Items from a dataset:
————————

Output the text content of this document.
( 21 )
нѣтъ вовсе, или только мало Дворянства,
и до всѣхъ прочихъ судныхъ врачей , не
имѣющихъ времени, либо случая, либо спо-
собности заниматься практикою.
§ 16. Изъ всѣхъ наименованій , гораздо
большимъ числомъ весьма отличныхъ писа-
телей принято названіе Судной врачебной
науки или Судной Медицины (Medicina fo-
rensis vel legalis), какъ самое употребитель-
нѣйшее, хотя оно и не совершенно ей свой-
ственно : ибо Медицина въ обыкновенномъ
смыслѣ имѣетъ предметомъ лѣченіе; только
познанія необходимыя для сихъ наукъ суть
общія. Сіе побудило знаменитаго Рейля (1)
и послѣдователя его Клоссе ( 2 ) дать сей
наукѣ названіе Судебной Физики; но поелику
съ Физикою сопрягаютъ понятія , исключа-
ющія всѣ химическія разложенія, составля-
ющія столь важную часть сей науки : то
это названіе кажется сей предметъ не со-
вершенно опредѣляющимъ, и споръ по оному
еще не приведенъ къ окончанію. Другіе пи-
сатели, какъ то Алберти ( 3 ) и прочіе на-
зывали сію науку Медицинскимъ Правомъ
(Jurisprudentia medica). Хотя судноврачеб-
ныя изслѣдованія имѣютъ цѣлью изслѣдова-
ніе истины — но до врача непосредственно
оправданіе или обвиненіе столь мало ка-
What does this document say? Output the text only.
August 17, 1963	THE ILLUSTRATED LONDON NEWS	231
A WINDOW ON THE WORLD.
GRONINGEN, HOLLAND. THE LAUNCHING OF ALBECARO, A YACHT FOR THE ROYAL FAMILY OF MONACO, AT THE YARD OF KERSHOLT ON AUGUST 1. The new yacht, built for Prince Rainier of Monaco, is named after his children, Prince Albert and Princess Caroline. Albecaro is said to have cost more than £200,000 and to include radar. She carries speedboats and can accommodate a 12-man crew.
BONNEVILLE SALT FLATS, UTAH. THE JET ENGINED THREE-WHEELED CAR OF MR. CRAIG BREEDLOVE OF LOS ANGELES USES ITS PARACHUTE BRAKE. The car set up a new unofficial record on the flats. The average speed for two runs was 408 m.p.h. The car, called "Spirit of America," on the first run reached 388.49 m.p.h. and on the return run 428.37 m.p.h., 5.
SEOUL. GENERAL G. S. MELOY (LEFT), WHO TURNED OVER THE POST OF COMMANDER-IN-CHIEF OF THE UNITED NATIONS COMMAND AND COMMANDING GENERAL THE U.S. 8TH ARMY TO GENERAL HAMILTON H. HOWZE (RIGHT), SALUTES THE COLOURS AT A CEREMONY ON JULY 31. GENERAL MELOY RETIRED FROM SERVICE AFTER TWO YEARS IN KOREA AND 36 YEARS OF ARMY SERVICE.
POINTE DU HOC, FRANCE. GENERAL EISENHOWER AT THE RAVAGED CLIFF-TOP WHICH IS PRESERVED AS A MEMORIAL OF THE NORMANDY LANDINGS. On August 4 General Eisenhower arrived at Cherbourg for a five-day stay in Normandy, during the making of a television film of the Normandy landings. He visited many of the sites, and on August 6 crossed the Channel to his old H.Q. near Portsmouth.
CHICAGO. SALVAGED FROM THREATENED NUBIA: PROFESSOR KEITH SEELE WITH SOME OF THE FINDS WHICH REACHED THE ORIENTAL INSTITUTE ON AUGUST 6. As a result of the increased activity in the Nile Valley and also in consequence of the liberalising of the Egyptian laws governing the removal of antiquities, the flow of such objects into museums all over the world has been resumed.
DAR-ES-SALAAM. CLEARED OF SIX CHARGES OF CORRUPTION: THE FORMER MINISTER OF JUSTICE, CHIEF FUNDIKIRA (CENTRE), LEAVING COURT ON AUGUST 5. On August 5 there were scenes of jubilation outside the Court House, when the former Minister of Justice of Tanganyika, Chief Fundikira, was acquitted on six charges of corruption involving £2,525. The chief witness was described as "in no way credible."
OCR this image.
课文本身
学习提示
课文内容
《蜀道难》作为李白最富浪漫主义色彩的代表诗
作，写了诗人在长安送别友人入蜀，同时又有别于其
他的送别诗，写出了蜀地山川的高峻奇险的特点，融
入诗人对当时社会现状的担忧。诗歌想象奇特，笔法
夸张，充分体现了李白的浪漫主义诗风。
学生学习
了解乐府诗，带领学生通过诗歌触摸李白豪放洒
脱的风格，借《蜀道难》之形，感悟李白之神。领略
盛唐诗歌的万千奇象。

————————

**What the task asks:** Return every line from the one holding "OCR this image." through the end of the data, exactly as it appears, with both ends kept and nothing else.

**Task output:**
OCR this image.
课文本身
学习提示
课文内容
《蜀道难》作为李白最富浪漫主义色彩的代表诗
作，写了诗人在长安送别友人入蜀，同时又有别于其
他的送别诗，写出了蜀地山川的高峻奇险的特点，融
入诗人对当时社会现状的担忧。诗歌想象奇特，笔法
夸张，充分体现了李白的浪漫主义诗风。
学生学习
了解乐府诗，带领学生通过诗歌触摸李白豪放洒
脱的风格，借《蜀道难》之形，感悟李白之神。领略
盛唐诗歌的万千奇象。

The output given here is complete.